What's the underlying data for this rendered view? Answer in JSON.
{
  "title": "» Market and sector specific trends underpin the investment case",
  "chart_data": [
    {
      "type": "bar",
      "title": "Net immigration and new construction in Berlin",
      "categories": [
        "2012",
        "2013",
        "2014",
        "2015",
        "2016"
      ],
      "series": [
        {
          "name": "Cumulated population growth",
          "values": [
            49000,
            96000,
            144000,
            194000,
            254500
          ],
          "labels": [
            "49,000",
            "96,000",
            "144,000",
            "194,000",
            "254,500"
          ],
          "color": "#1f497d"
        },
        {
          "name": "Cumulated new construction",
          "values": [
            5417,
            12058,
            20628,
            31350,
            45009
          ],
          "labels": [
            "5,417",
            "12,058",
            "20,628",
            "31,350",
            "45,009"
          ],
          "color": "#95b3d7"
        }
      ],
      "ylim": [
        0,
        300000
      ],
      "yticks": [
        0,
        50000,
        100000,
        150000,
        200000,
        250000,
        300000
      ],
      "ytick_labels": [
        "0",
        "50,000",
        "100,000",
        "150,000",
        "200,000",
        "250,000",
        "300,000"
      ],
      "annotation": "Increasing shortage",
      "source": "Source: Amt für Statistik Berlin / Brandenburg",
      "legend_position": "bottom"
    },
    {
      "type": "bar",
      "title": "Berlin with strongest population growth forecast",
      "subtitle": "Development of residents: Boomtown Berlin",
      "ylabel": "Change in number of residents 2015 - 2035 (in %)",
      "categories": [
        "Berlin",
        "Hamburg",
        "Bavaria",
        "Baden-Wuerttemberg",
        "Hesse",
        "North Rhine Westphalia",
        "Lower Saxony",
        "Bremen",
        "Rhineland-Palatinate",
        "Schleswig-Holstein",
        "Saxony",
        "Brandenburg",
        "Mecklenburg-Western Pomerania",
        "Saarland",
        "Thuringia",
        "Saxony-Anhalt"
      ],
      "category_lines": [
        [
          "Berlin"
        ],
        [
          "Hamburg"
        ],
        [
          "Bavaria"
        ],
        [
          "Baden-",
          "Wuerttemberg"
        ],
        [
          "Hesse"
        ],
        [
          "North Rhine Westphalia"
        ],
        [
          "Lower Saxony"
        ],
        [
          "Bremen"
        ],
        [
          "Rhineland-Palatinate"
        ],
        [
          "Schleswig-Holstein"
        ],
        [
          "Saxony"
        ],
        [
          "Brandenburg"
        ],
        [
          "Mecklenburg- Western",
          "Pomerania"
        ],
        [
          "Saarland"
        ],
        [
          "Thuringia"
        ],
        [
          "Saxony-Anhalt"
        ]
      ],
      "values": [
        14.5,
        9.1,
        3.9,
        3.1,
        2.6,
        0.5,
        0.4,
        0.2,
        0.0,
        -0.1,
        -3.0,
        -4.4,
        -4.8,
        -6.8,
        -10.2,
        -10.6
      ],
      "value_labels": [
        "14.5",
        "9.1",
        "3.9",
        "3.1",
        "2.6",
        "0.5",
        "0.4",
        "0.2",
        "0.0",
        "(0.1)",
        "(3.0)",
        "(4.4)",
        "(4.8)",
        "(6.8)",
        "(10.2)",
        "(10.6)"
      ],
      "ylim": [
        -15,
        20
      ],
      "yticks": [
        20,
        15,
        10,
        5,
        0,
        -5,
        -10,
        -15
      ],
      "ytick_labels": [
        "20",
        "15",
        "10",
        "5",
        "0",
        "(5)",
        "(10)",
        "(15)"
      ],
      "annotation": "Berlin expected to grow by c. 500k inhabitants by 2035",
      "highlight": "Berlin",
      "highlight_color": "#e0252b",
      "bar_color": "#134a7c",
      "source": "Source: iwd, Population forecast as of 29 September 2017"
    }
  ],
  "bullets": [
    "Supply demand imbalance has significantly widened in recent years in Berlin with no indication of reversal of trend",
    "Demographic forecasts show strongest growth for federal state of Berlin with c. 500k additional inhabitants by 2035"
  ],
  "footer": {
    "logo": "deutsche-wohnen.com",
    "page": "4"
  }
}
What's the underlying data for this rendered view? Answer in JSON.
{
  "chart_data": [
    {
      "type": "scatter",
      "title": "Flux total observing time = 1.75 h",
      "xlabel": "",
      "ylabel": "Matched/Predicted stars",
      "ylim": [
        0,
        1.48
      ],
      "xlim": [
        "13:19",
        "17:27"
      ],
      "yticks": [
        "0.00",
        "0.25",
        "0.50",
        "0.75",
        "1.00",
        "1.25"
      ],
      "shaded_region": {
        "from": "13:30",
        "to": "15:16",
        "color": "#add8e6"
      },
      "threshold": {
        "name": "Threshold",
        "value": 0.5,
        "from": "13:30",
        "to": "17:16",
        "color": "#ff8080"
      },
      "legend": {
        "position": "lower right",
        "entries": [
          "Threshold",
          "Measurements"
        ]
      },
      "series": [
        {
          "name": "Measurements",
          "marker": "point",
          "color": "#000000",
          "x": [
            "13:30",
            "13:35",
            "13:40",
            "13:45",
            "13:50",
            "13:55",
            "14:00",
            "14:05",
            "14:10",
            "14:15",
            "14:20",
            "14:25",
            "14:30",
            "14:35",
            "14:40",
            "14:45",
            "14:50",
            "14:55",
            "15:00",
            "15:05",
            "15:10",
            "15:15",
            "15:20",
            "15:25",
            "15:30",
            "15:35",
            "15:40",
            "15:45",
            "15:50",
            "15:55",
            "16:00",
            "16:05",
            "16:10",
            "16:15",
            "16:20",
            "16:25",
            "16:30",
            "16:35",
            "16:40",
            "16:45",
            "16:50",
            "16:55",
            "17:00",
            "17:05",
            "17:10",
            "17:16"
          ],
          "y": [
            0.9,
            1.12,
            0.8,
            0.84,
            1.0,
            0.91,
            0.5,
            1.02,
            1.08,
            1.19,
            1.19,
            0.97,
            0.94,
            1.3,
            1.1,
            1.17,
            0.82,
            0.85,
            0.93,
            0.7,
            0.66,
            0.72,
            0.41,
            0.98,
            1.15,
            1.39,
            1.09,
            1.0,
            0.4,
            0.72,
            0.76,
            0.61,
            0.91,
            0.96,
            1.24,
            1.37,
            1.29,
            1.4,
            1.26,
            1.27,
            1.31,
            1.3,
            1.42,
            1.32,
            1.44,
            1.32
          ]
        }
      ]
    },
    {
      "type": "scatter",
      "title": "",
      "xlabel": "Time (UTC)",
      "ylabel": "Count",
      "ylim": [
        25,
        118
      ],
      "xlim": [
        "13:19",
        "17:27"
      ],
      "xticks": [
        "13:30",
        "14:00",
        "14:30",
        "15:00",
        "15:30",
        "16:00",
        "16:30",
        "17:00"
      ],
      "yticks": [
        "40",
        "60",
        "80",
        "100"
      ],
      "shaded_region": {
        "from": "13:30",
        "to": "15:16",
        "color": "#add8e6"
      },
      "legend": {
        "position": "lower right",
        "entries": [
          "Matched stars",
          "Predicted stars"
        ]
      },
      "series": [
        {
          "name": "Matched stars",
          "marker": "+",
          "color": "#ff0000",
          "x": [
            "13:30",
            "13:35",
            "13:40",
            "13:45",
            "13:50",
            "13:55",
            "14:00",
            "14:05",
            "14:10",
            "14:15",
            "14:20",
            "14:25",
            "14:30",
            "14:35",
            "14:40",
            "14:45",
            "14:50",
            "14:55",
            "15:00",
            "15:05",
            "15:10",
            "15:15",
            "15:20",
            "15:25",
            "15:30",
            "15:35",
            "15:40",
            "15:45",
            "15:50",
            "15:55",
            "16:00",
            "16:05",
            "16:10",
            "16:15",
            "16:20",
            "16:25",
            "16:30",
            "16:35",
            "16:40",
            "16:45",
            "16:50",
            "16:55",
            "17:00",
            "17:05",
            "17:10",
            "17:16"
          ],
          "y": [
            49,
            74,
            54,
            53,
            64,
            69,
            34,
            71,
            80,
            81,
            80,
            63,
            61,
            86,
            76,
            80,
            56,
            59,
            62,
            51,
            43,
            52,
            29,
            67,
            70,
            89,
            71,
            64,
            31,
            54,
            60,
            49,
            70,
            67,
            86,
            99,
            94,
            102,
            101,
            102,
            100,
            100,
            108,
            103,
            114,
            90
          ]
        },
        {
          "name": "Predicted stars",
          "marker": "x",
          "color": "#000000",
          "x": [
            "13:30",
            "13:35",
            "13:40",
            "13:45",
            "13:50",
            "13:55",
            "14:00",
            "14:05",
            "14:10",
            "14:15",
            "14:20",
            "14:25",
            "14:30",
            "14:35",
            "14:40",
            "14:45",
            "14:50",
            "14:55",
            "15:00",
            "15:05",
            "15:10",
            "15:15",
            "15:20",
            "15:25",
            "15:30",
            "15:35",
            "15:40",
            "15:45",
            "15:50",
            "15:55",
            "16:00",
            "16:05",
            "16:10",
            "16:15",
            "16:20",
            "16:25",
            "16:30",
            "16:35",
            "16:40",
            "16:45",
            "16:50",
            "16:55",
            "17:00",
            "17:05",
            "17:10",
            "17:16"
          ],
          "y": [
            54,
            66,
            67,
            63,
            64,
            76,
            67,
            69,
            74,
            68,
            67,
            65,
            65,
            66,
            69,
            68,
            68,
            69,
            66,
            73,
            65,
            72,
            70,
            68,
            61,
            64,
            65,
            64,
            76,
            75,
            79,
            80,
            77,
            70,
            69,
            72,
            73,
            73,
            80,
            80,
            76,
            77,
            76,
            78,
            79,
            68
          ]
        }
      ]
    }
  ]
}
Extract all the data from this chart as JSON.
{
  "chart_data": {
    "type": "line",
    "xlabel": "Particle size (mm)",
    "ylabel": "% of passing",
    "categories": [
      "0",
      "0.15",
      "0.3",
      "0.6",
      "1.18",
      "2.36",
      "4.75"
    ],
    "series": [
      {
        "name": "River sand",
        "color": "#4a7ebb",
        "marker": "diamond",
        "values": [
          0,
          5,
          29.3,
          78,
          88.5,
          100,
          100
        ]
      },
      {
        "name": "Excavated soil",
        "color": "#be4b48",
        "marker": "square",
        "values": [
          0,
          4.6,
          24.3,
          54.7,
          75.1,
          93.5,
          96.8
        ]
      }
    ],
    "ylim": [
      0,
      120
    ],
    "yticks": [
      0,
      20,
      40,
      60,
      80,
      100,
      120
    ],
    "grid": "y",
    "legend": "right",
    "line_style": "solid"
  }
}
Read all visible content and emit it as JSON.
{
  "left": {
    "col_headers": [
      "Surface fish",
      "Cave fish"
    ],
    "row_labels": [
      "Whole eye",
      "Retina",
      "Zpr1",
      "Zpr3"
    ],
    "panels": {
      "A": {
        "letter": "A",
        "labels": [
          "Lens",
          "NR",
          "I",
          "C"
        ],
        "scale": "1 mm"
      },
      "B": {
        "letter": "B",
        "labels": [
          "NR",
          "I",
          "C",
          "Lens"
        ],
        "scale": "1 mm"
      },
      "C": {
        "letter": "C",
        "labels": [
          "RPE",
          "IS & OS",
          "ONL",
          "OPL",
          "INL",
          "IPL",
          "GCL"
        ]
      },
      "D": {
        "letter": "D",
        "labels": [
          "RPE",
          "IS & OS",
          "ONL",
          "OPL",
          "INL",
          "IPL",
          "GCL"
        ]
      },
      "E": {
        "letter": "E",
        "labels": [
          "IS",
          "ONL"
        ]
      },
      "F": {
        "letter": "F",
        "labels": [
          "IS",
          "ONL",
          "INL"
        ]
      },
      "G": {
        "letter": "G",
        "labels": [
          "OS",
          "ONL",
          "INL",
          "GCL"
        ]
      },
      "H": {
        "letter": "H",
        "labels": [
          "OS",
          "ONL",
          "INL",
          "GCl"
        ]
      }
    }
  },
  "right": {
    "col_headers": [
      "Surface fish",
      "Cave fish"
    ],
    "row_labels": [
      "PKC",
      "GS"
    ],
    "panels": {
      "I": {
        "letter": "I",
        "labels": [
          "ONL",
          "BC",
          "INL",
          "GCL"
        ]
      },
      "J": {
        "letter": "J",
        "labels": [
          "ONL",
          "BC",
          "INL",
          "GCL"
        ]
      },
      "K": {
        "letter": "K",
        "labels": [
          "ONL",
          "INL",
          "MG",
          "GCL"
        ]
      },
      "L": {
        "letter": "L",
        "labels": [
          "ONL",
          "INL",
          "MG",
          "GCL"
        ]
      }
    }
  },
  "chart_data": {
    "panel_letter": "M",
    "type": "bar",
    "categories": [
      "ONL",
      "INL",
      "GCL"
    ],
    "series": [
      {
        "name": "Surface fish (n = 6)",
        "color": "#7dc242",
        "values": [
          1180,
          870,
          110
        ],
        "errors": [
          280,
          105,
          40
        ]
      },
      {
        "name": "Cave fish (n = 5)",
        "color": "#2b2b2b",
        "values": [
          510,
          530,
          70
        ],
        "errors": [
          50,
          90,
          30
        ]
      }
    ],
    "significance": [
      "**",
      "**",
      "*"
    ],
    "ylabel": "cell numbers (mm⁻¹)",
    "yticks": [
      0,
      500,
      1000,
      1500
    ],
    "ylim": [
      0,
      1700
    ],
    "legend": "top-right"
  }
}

....

Task brief
Collect the lines of the records that include the string "Holstein".

Finished answer
        "Schleswig-Holstein",
          "Schleswig-Holstein"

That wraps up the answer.